Material shown start

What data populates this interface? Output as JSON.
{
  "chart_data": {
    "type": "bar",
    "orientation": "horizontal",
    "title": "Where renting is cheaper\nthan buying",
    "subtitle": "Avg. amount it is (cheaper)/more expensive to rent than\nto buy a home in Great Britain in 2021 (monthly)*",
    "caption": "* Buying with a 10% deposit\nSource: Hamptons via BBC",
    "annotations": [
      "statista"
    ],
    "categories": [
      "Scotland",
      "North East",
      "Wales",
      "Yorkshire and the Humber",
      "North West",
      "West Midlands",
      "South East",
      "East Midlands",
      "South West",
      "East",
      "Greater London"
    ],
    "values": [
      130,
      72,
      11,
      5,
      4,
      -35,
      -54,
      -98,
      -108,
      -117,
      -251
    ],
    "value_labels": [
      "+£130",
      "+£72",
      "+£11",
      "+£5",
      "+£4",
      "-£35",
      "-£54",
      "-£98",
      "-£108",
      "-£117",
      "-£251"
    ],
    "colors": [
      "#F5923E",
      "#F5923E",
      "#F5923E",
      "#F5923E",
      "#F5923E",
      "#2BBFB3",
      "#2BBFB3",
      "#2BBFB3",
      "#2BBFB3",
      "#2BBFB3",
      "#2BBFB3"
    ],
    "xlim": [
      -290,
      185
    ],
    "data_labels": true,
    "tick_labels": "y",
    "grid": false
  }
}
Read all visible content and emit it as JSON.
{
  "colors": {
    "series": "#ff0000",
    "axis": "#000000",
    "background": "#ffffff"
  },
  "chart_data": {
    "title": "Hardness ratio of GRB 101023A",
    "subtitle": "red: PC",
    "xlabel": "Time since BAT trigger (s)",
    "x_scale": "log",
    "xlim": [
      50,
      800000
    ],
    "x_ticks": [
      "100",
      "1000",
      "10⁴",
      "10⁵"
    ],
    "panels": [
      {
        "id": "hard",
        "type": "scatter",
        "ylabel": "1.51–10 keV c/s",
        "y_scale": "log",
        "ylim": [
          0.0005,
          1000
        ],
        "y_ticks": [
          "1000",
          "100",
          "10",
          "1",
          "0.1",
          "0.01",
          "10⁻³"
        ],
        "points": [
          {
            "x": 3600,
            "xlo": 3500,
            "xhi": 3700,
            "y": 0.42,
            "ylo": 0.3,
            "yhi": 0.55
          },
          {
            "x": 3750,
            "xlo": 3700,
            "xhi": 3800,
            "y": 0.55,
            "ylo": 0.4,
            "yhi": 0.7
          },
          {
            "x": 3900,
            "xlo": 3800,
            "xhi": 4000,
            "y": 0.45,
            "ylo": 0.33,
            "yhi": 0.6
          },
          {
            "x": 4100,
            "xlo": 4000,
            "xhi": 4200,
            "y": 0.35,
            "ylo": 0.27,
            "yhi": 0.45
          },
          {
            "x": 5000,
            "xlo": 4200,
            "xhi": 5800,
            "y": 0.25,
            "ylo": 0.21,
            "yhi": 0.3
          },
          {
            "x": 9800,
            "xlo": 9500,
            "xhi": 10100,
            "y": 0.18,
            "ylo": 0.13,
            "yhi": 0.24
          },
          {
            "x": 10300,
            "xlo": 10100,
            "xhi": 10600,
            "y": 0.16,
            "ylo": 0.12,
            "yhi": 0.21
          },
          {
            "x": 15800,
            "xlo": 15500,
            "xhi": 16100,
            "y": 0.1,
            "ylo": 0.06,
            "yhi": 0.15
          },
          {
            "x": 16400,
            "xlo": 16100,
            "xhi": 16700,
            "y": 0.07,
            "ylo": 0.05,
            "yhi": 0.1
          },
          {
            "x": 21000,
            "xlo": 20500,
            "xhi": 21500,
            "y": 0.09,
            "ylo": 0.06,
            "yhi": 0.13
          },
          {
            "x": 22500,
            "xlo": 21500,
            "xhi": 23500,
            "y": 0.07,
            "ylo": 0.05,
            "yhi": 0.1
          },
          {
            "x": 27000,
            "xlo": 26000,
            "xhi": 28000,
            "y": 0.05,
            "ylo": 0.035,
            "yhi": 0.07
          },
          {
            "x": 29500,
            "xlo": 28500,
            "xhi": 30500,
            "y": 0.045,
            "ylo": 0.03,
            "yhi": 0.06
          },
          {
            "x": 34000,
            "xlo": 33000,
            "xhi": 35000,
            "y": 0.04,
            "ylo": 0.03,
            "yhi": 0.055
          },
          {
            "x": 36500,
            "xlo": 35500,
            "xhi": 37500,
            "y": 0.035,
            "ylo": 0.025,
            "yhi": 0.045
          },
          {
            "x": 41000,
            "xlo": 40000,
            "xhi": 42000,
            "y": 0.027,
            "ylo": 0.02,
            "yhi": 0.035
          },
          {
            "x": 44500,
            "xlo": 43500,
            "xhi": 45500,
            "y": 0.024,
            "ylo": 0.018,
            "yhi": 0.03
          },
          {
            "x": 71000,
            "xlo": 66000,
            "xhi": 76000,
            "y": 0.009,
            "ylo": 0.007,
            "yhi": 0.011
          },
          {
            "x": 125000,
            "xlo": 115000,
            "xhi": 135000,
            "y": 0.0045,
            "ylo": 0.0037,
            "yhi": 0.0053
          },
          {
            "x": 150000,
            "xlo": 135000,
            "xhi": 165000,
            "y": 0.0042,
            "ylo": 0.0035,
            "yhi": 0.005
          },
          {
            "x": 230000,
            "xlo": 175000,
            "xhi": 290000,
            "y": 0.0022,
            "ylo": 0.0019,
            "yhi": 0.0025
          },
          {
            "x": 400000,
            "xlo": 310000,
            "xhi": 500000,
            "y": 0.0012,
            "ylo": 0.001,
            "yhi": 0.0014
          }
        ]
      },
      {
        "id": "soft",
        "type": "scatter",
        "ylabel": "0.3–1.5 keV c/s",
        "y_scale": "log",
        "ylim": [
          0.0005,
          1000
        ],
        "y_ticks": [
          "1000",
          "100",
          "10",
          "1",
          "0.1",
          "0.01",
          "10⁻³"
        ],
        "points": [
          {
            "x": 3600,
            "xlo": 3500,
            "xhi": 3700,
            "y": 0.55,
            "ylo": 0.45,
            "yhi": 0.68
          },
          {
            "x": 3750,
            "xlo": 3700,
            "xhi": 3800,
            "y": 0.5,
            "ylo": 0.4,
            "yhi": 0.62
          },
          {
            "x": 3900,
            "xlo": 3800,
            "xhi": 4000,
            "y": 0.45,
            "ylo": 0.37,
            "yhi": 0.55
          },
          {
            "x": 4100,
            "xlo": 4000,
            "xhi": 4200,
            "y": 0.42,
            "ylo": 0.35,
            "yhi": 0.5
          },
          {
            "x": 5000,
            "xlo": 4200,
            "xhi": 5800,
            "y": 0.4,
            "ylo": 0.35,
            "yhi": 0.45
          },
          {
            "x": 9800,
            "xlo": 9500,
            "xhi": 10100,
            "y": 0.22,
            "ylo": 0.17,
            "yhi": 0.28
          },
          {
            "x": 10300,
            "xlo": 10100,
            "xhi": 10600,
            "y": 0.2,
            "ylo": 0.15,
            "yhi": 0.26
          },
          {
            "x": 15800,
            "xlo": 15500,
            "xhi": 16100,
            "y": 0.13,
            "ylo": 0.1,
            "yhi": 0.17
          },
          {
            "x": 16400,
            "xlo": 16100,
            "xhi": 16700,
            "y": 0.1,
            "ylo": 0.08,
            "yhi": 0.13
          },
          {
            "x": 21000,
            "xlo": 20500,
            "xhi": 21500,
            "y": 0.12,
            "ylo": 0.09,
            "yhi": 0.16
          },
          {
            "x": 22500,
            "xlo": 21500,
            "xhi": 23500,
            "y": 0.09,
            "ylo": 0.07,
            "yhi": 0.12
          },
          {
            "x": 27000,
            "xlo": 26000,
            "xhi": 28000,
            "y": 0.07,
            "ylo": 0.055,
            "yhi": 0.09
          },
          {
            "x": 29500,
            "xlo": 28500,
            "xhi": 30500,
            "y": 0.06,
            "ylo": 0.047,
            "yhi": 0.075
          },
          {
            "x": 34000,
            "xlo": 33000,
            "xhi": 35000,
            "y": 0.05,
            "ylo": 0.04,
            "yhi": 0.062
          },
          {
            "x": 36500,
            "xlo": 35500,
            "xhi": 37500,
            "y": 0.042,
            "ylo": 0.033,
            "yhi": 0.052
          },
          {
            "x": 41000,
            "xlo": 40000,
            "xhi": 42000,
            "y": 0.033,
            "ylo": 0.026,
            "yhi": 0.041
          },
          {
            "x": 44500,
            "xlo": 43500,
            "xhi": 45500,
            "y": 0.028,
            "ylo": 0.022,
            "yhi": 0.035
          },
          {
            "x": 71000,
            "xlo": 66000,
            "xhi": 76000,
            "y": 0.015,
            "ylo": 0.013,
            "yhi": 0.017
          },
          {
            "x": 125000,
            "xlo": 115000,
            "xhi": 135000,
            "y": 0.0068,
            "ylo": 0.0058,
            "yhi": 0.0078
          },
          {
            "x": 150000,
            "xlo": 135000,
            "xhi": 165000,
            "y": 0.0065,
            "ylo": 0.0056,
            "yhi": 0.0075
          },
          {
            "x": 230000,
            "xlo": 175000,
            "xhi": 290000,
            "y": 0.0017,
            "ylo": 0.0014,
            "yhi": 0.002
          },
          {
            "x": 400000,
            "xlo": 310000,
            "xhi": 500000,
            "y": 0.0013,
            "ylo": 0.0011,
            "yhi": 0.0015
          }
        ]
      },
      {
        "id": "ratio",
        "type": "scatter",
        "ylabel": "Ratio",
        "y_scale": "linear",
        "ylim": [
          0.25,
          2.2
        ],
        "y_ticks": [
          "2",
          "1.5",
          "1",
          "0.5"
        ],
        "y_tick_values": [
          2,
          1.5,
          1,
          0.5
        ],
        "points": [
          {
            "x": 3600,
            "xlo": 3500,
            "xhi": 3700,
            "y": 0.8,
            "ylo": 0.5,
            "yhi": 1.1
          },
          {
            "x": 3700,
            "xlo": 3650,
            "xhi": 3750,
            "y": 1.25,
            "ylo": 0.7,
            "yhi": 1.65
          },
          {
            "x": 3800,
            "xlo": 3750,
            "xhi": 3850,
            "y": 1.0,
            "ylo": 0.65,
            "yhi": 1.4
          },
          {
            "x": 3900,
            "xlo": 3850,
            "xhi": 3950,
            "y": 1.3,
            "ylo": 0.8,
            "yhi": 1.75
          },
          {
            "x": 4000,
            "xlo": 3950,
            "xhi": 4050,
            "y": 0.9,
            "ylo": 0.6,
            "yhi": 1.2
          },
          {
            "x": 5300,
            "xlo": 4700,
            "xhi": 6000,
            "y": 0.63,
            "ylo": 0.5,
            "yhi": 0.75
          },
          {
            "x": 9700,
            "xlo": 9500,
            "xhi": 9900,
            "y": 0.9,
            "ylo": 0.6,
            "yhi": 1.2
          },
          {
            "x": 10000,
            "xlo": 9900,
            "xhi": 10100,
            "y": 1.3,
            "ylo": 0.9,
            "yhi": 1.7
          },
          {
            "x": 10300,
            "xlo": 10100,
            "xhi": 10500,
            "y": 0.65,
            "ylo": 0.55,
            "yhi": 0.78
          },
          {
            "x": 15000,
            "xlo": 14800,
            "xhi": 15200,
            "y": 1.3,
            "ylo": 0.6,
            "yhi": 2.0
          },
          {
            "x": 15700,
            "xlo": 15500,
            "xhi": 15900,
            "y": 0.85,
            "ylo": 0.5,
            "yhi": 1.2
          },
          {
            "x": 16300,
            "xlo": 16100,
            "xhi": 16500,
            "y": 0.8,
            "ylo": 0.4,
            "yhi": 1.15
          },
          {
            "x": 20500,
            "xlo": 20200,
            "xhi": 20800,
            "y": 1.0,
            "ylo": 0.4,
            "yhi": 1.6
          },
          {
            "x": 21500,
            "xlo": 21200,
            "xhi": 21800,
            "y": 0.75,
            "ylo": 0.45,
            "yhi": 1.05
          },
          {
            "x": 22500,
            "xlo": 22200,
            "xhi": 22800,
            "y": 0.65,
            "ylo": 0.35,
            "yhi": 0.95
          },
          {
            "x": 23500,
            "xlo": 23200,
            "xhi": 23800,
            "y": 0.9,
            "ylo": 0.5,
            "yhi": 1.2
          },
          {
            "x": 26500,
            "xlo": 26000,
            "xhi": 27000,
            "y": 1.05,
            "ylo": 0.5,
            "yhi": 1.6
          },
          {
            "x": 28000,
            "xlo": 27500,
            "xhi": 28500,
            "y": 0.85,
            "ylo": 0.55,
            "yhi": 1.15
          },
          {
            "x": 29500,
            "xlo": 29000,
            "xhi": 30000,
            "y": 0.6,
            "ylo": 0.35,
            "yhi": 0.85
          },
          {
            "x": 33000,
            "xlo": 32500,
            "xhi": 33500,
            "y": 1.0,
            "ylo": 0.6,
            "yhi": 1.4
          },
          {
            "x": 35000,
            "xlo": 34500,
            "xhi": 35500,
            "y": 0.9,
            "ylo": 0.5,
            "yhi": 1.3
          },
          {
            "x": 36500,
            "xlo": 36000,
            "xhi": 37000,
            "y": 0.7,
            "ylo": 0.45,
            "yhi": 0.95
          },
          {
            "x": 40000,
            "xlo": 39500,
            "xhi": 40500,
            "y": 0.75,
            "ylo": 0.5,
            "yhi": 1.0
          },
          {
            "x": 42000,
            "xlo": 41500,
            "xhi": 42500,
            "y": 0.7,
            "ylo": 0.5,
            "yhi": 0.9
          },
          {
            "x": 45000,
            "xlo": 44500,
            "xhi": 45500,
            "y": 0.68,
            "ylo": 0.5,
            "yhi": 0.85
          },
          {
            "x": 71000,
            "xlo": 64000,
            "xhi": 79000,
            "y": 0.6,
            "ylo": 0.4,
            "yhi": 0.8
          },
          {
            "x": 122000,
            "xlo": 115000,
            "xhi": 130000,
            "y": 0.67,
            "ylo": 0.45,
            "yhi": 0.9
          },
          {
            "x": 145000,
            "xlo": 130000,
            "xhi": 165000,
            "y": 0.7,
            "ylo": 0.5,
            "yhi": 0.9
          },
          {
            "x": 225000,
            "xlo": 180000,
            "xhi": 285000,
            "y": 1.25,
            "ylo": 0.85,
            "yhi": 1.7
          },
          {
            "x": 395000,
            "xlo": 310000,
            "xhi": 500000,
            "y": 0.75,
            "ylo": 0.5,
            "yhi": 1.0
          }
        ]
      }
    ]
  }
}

Material shown end

Return all lines of the material above in which the word "JSON" occurs.

What data populates this interface? Output as JSON.
Read all visible content and emit it as JSON.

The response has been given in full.